Every line of the material is to be quoted verbatim, minus the pictures.

Stored data entries:
═══

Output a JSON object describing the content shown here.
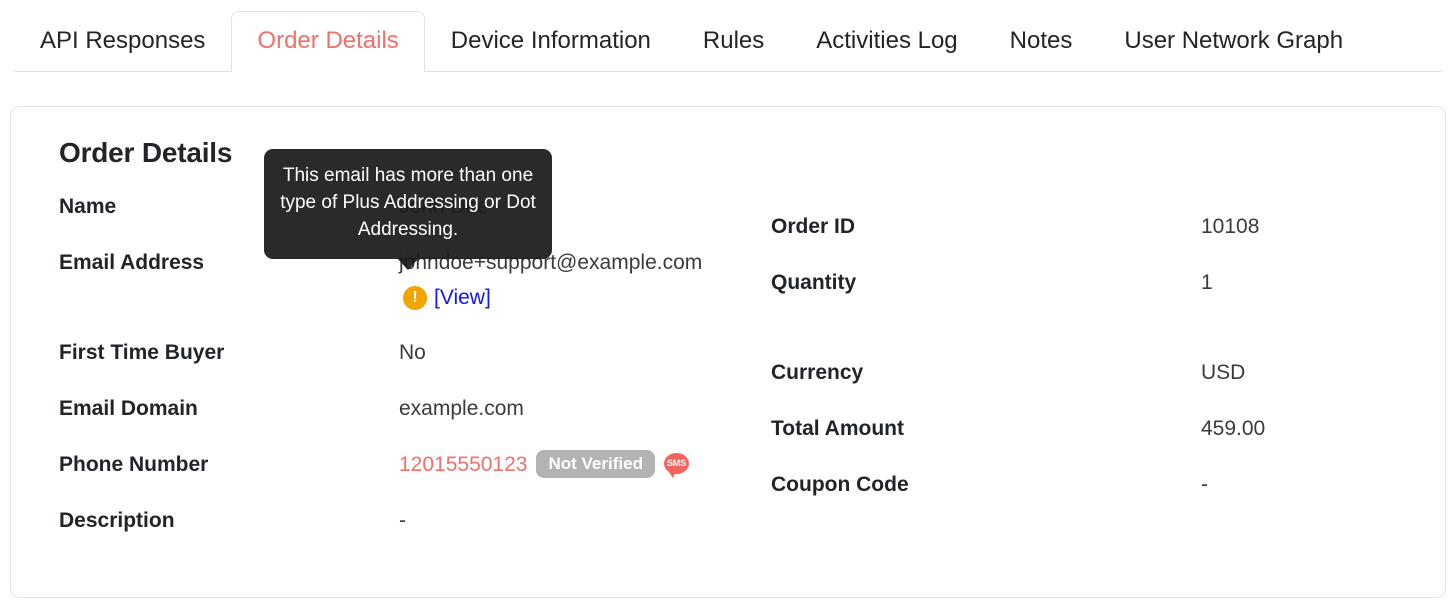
{
  "tabs": [
    {
      "label": "API Responses",
      "active": false
    },
    {
      "label": "Order Details",
      "active": true
    },
    {
      "label": "Device Information",
      "active": false
    },
    {
      "label": "Rules",
      "active": false
    },
    {
      "label": "Activities Log",
      "active": false
    },
    {
      "label": "Notes",
      "active": false
    },
    {
      "label": "User Network Graph",
      "active": false
    }
  ],
  "card": {
    "title": "Order Details",
    "left_column": [
      {
        "label": "Name",
        "value": "John Doe"
      },
      {
        "label": "Email Address",
        "value": "johndoe+support@example.com"
      },
      {
        "label": "First Time Buyer",
        "value": "No"
      },
      {
        "label": "Email Domain",
        "value": "example.com"
      },
      {
        "label": "Phone Number",
        "value": "12015550123"
      },
      {
        "label": "Description",
        "value": "-"
      }
    ],
    "right_column": [
      {
        "label": "Order ID",
        "value": "10108"
      },
      {
        "label": "Quantity",
        "value": "1"
      },
      {
        "label": "Currency",
        "value": "USD"
      },
      {
        "label": "Total Amount",
        "value": "459.00"
      },
      {
        "label": "Coupon Code",
        "value": "-"
      }
    ],
    "email_warning": {
      "icon": "exclamation-circle-icon",
      "view_link": "[View]",
      "tooltip": "This email has more than one type of Plus Addressing or Dot Addressing."
    },
    "phone_badges": {
      "verification": "Not Verified",
      "channel": "SMS"
    }
  },
  "colors": {
    "accent": "#f1706b",
    "link": "#1414ff",
    "warning": "#f0a500",
    "badge_gray": "#b3b3b3",
    "sms_red": "#f5635e",
    "tooltip_bg": "#1a1a1a"
  }
}
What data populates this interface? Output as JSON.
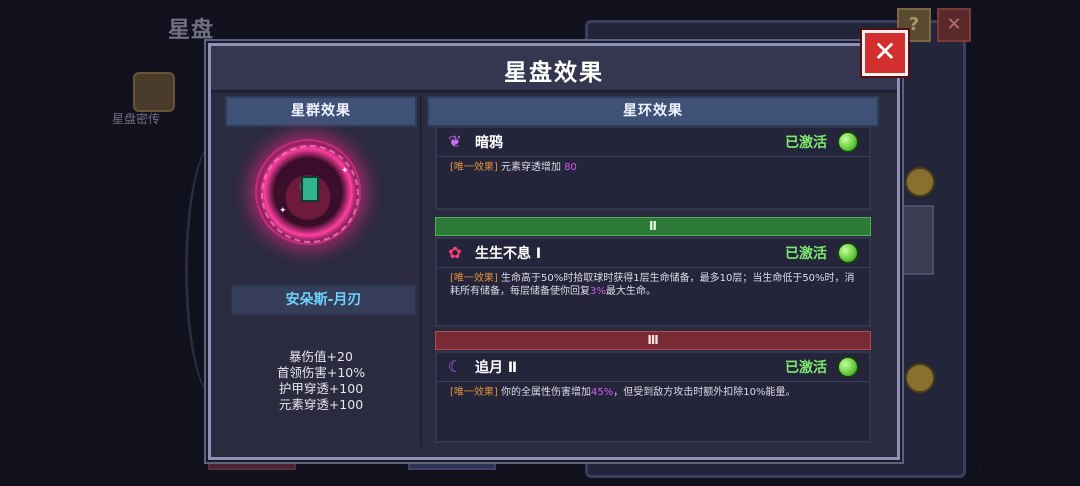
{
  "background": {
    "page_title": "星盘",
    "left_icon_label": "星盘密传",
    "help_icon": "question-mark",
    "close_icon": "x-mark"
  },
  "modal": {
    "title": "星盘效果",
    "close_icon": "x-mark",
    "left": {
      "header": "星群效果",
      "constellation_name": "安朵斯-月刃",
      "stats": [
        "暴伤值+20",
        "首领伤害+10%",
        "护甲穿透+100",
        "元素穿透+100"
      ]
    },
    "right": {
      "header": "星环效果",
      "effects": [
        {
          "icon": "crow-icon",
          "name": "暗鸦",
          "status": "已激活",
          "tag": "[唯一效果]",
          "text_before": "元素穿透增加",
          "highlight": "80",
          "text_after": ""
        },
        {
          "tier": "Ⅱ",
          "icon": "flower-icon",
          "name": "生生不息 Ⅰ",
          "status": "已激活",
          "tag": "[唯一效果]",
          "text_before": "生命高于50%时拾取球时获得1层生命储备，最多10层；当生命低于50%时，消耗所有储备，每层储备使你回复",
          "highlight": "3%",
          "text_after": "最大生命。"
        },
        {
          "tier": "Ⅲ",
          "icon": "crescent-moon-icon",
          "name": "追月 Ⅱ",
          "status": "已激活",
          "tag": "[唯一效果]",
          "text_before": "你的全属性伤害增加",
          "highlight": "45%",
          "text_after": "，但受到敌方攻击时额外扣除10%能量。"
        }
      ]
    }
  },
  "colors": {
    "accent_green": "#7ee86e",
    "tag_orange": "#e0903a",
    "highlight_purple": "#d25cf0",
    "tier2_green": "#2d7a38",
    "tier3_red": "#7a2a34",
    "close_red": "#d32f2f",
    "name_cyan": "#6ed3ff"
  }
}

═══

Response to this exercise:
Output a JSON object describing the content shown here.
{
  "tabs": [
    {
      "label": "API Responses",
      "active": false
    },
    {
      "label": "Order Details",
      "active": true
    },
    {
      "label": "Device Information",
      "active": false
    },
    {
      "label": "Rules",
      "active": false
    },
    {
      "label": "Activities Log",
      "active": false
    },
    {
      "label": "Notes",
      "active": false
    },
    {
      "label": "User Network Graph",
      "active": false
    }
  ],
  "card": {
    "title": "Order Details",
    "left_column": [
      {
        "label": "Name",
        "value": "John Doe"
      },
      {
        "label": "Email Address",
        "value": "johndoe+support@example.com"
      },
      {
        "label": "First Time Buyer",
        "value": "No"
      },
      {
        "label": "Email Domain",
        "value": "example.com"
      },
      {
        "label": "Phone Number",
        "value": "12015550123"
      },
      {
        "label": "Description",
        "value": "-"
      }
    ],
    "right_column": [
      {
        "label": "Order ID",
        "value": "10108"
      },
      {
        "label": "Quantity",
        "value": "1"
      },
      {
        "label": "Currency",
        "value": "USD"
      },
      {
        "label": "Total Amount",
        "value": "459.00"
      },
      {
        "label": "Coupon Code",
        "value": "-"
      }
    ],
    "email_warning": {
      "icon": "exclamation-circle-icon",
      "view_link": "[View]",
      "tooltip": "This email has more than one type of Plus Addressing or Dot Addressing."
    },
    "phone_badges": {
      "verification": "Not Verified",
      "channel": "SMS"
    }
  },
  "colors": {
    "accent": "#f1706b",
    "link": "#1414ff",
    "warning": "#f0a500",
    "badge_gray": "#b3b3b3",
    "sms_red": "#f5635e",
    "tooltip_bg": "#1a1a1a"
  }
}
What data populates this interface? Output as JSON.
{
  "background": {
    "page_title": "星盘",
    "left_icon_label": "星盘密传",
    "help_icon": "question-mark",
    "close_icon": "x-mark"
  },
  "modal": {
    "title": "星盘效果",
    "close_icon": "x-mark",
    "left": {
      "header": "星群效果",
      "constellation_name": "安朵斯-月刃",
      "stats": [
        "暴伤值+20",
        "首领伤害+10%",
        "护甲穿透+100",
        "元素穿透+100"
      ]
    },
    "right": {
      "header": "星环效果",
      "effects": [
        {
          "icon": "crow-icon",
          "name": "暗鸦",
          "status": "已激活",
          "tag": "[唯一效果]",
          "text_before": "元素穿透增加",
          "highlight": "80",
          "text_after": ""
        },
        {
          "tier": "Ⅱ",
          "icon": "flower-icon",
          "name": "生生不息 Ⅰ",
          "status": "已激活",
          "tag": "[唯一效果]",
          "text_before": "生命高于50%时拾取球时获得1层生命储备，最多10层；当生命低于50%时，消耗所有储备，每层储备使你回复",
          "highlight": "3%",
          "text_after": "最大生命。"
        },
        {
          "tier": "Ⅲ",
          "icon": "crescent-moon-icon",
          "name": "追月 Ⅱ",
          "status": "已激活",
          "tag": "[唯一效果]",
          "text_before": "你的全属性伤害增加",
          "highlight": "45%",
          "text_after": "，但受到敌方攻击时额外扣除10%能量。"
        }
      ]
    }
  },
  "colors": {
    "accent_green": "#7ee86e",
    "tag_orange": "#e0903a",
    "highlight_purple": "#d25cf0",
    "tier2_green": "#2d7a38",
    "tier3_red": "#7a2a34",
    "close_red": "#d32f2f",
    "name_cyan": "#6ed3ff"
  }
}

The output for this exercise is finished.